* WRITTEN EXERCISE
Note each line of the listing that contains the string "want", and copy it.

* THE DATA
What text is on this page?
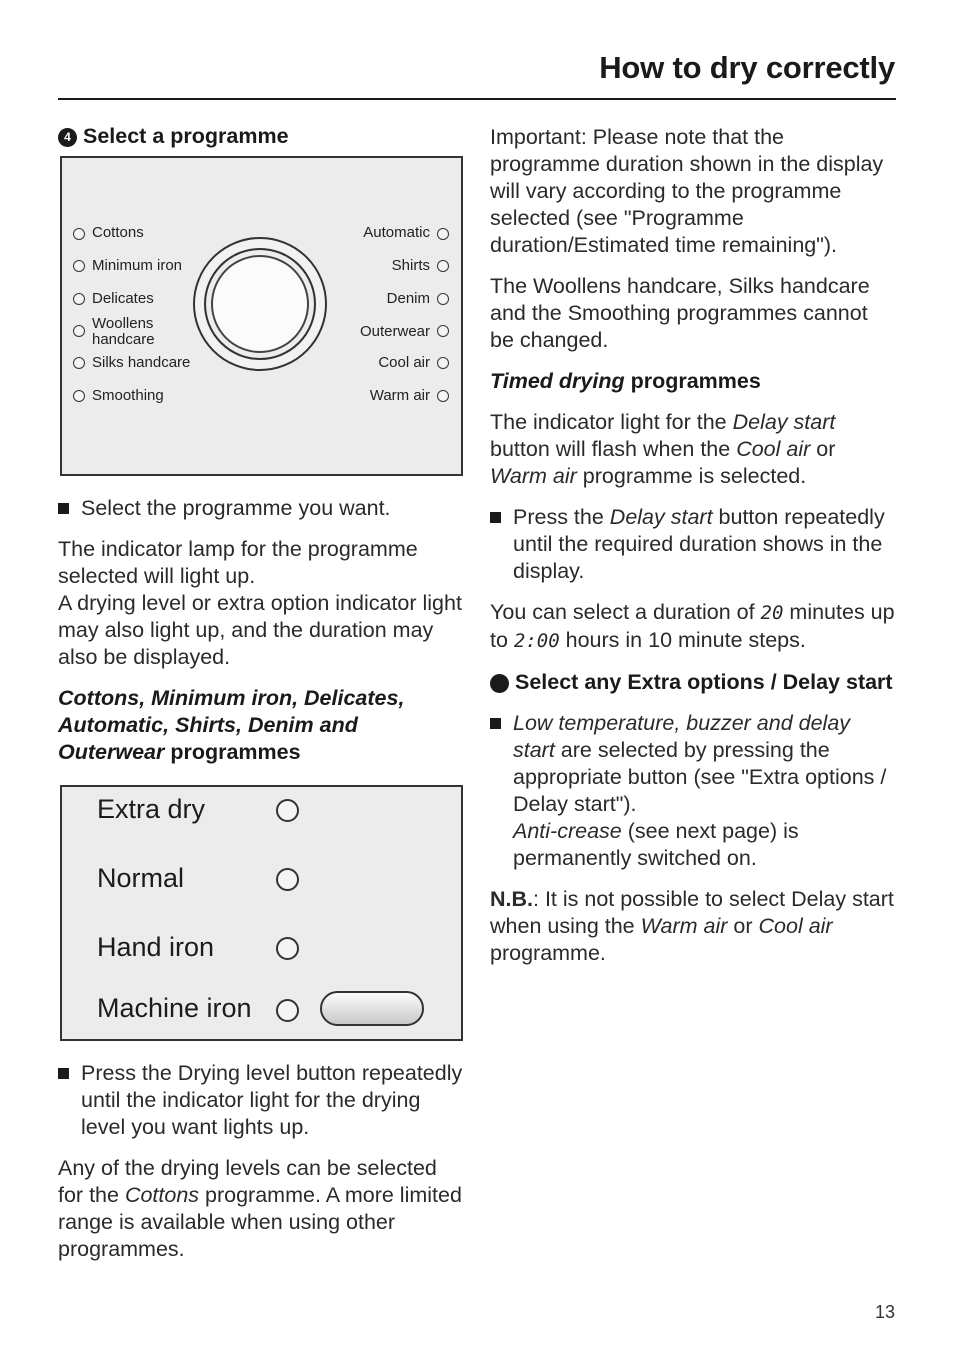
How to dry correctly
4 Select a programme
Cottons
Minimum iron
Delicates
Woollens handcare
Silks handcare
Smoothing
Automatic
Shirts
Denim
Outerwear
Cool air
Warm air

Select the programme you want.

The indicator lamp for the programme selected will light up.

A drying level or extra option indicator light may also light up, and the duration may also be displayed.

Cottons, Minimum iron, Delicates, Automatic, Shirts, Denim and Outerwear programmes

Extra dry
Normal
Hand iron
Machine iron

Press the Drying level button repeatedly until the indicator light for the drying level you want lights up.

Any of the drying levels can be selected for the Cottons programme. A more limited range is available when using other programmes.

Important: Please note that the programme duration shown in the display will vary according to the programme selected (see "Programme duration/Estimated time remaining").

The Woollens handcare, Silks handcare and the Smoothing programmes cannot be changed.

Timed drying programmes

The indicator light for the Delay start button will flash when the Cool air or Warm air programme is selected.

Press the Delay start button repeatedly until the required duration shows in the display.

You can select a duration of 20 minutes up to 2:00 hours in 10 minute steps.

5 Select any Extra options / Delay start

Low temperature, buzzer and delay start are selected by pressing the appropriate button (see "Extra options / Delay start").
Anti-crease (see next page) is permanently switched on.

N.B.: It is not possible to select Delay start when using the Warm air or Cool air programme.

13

--

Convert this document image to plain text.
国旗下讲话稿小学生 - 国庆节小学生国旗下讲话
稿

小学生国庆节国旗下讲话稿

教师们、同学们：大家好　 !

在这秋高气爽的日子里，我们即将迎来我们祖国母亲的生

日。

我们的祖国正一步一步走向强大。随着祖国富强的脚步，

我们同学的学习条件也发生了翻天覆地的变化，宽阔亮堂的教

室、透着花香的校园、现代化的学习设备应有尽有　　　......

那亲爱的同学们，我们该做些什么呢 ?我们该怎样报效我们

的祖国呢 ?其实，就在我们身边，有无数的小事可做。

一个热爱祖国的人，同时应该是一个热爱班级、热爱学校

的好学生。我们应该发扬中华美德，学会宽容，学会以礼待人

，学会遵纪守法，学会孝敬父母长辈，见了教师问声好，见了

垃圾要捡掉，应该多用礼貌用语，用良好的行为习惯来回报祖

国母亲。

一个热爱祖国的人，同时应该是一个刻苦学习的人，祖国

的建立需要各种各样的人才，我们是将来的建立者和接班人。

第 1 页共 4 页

* FULL OUTPUT
Select the programme you want.
Press the Drying level button repeatedly until the indicator light for the drying level you want lights up.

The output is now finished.